Set down each entry exactly as given; pictures should not appear in the copy.

**Data shown:**
- - - - -

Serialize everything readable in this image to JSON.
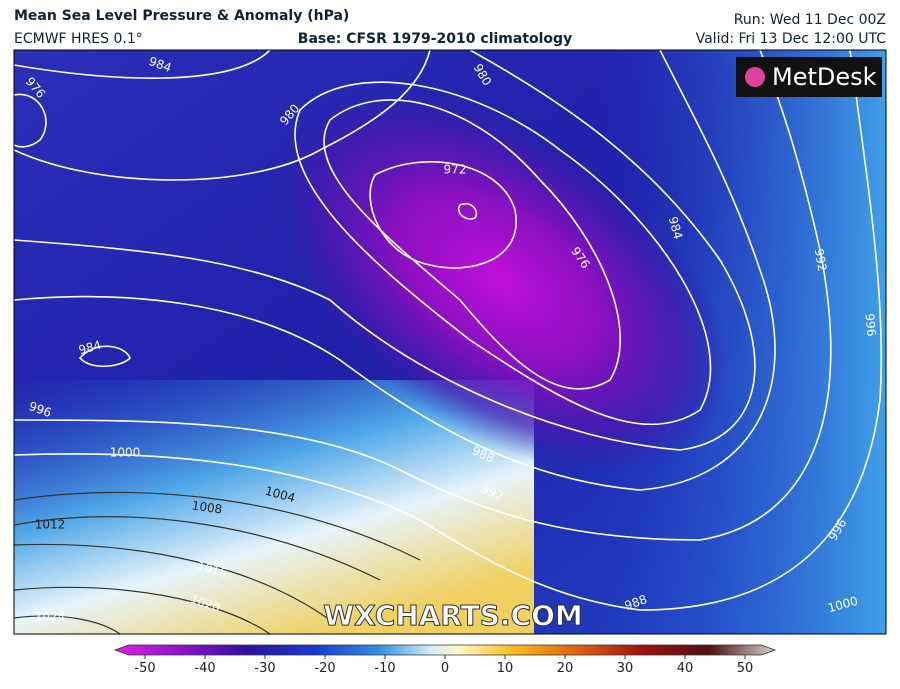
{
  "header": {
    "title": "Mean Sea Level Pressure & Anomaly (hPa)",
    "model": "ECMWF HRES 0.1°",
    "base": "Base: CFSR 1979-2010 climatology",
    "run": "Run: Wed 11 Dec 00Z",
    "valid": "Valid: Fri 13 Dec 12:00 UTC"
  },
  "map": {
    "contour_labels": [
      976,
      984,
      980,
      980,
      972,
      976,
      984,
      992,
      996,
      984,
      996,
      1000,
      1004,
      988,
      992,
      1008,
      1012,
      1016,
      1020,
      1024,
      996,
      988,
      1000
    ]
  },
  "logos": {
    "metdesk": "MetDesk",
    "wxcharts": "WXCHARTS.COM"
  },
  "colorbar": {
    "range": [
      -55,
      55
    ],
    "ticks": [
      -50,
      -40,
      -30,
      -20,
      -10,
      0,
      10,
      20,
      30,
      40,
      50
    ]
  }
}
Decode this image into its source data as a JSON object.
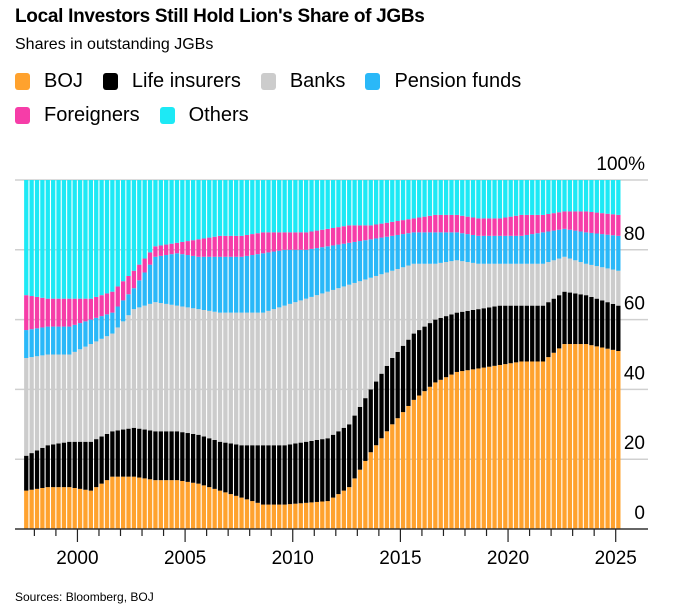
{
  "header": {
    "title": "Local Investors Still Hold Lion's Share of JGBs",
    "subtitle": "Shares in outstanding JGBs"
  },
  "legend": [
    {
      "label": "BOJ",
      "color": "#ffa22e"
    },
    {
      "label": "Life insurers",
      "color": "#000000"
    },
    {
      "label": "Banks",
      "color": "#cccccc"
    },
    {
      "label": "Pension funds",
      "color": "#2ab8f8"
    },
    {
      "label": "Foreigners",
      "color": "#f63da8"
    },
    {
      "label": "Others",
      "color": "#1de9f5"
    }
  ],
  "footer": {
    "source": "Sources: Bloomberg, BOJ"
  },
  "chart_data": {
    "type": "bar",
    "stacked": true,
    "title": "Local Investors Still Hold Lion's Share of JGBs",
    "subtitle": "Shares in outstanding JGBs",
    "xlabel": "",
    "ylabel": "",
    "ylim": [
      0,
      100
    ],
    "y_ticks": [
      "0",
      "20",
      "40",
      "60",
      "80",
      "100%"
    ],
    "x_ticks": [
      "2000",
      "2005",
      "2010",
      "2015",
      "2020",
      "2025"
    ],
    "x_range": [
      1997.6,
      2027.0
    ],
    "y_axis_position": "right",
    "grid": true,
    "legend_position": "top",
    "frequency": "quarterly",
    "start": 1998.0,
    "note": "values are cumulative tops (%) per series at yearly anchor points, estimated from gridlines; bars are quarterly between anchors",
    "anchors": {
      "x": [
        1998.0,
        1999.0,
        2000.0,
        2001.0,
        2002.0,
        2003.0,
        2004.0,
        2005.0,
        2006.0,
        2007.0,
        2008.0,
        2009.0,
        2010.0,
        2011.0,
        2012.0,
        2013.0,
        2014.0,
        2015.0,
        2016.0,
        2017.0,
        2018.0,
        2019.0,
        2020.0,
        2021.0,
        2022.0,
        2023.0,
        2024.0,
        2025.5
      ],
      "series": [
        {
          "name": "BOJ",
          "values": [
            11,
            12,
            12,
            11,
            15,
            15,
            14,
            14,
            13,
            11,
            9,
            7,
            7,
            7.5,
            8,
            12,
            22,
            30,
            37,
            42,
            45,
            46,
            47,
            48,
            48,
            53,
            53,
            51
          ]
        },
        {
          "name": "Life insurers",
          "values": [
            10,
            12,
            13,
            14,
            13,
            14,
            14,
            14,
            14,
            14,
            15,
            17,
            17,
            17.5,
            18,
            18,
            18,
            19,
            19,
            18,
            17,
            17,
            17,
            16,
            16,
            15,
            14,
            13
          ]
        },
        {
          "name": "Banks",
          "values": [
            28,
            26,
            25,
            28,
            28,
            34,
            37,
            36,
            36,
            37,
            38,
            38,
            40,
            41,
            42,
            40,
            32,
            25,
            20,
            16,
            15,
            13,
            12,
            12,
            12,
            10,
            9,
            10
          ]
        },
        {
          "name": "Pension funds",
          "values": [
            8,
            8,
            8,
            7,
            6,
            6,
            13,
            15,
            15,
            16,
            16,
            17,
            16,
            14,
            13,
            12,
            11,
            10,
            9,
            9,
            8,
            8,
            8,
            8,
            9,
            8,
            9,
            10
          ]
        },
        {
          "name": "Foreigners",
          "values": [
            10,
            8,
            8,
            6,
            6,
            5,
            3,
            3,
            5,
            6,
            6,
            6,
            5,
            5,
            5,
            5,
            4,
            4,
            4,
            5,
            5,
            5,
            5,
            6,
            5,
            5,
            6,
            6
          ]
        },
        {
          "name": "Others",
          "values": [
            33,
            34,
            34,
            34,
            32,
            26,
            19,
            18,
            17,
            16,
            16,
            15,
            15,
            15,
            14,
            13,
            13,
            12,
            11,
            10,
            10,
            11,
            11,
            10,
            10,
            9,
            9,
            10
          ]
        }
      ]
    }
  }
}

- - - - -

**Solution for this exercise:**
Serialize everything readable in this image to JSON.
{
  "header": {
    "title": "Mean Sea Level Pressure & Anomaly (hPa)",
    "model": "ECMWF HRES 0.1°",
    "base": "Base: CFSR 1979-2010 climatology",
    "run": "Run: Wed 11 Dec 00Z",
    "valid": "Valid: Fri 13 Dec 12:00 UTC"
  },
  "map": {
    "contour_labels": [
      976,
      984,
      980,
      980,
      972,
      976,
      984,
      992,
      996,
      984,
      996,
      1000,
      1004,
      988,
      992,
      1008,
      1012,
      1016,
      1020,
      1024,
      996,
      988,
      1000
    ]
  },
  "logos": {
    "metdesk": "MetDesk",
    "wxcharts": "WXCHARTS.COM"
  },
  "colorbar": {
    "range": [
      -55,
      55
    ],
    "ticks": [
      -50,
      -40,
      -30,
      -20,
      -10,
      0,
      10,
      20,
      30,
      40,
      50
    ]
  }
}
Decode this image into its source data as a JSON object.
{
  "header": {
    "title": "Local Investors Still Hold Lion's Share of JGBs",
    "subtitle": "Shares in outstanding JGBs"
  },
  "legend": [
    {
      "label": "BOJ",
      "color": "#ffa22e"
    },
    {
      "label": "Life insurers",
      "color": "#000000"
    },
    {
      "label": "Banks",
      "color": "#cccccc"
    },
    {
      "label": "Pension funds",
      "color": "#2ab8f8"
    },
    {
      "label": "Foreigners",
      "color": "#f63da8"
    },
    {
      "label": "Others",
      "color": "#1de9f5"
    }
  ],
  "footer": {
    "source": "Sources: Bloomberg, BOJ"
  },
  "chart_data": {
    "type": "bar",
    "stacked": true,
    "title": "Local Investors Still Hold Lion's Share of JGBs",
    "subtitle": "Shares in outstanding JGBs",
    "xlabel": "",
    "ylabel": "",
    "ylim": [
      0,
      100
    ],
    "y_ticks": [
      "0",
      "20",
      "40",
      "60",
      "80",
      "100%"
    ],
    "x_ticks": [
      "2000",
      "2005",
      "2010",
      "2015",
      "2020",
      "2025"
    ],
    "x_range": [
      1997.6,
      2027.0
    ],
    "y_axis_position": "right",
    "grid": true,
    "legend_position": "top",
    "frequency": "quarterly",
    "start": 1998.0,
    "note": "values are cumulative tops (%) per series at yearly anchor points, estimated from gridlines; bars are quarterly between anchors",
    "anchors": {
      "x": [
        1998.0,
        1999.0,
        2000.0,
        2001.0,
        2002.0,
        2003.0,
        2004.0,
        2005.0,
        2006.0,
        2007.0,
        2008.0,
        2009.0,
        2010.0,
        2011.0,
        2012.0,
        2013.0,
        2014.0,
        2015.0,
        2016.0,
        2017.0,
        2018.0,
        2019.0,
        2020.0,
        2021.0,
        2022.0,
        2023.0,
        2024.0,
        2025.5
      ],
      "series": [
        {
          "name": "BOJ",
          "values": [
            11,
            12,
            12,
            11,
            15,
            15,
            14,
            14,
            13,
            11,
            9,
            7,
            7,
            7.5,
            8,
            12,
            22,
            30,
            37,
            42,
            45,
            46,
            47,
            48,
            48,
            53,
            53,
            51
          ]
        },
        {
          "name": "Life insurers",
          "values": [
            10,
            12,
            13,
            14,
            13,
            14,
            14,
            14,
            14,
            14,
            15,
            17,
            17,
            17.5,
            18,
            18,
            18,
            19,
            19,
            18,
            17,
            17,
            17,
            16,
            16,
            15,
            14,
            13
          ]
        },
        {
          "name": "Banks",
          "values": [
            28,
            26,
            25,
            28,
            28,
            34,
            37,
            36,
            36,
            37,
            38,
            38,
            40,
            41,
            42,
            40,
            32,
            25,
            20,
            16,
            15,
            13,
            12,
            12,
            12,
            10,
            9,
            10
          ]
        },
        {
          "name": "Pension funds",
          "values": [
            8,
            8,
            8,
            7,
            6,
            6,
            13,
            15,
            15,
            16,
            16,
            17,
            16,
            14,
            13,
            12,
            11,
            10,
            9,
            9,
            8,
            8,
            8,
            8,
            9,
            8,
            9,
            10
          ]
        },
        {
          "name": "Foreigners",
          "values": [
            10,
            8,
            8,
            6,
            6,
            5,
            3,
            3,
            5,
            6,
            6,
            6,
            5,
            5,
            5,
            5,
            4,
            4,
            4,
            5,
            5,
            5,
            5,
            6,
            5,
            5,
            6,
            6
          ]
        },
        {
          "name": "Others",
          "values": [
            33,
            34,
            34,
            34,
            32,
            26,
            19,
            18,
            17,
            16,
            16,
            15,
            15,
            15,
            14,
            13,
            13,
            12,
            11,
            10,
            10,
            11,
            11,
            10,
            10,
            9,
            9,
            10
          ]
        }
      ]
    }
  }
}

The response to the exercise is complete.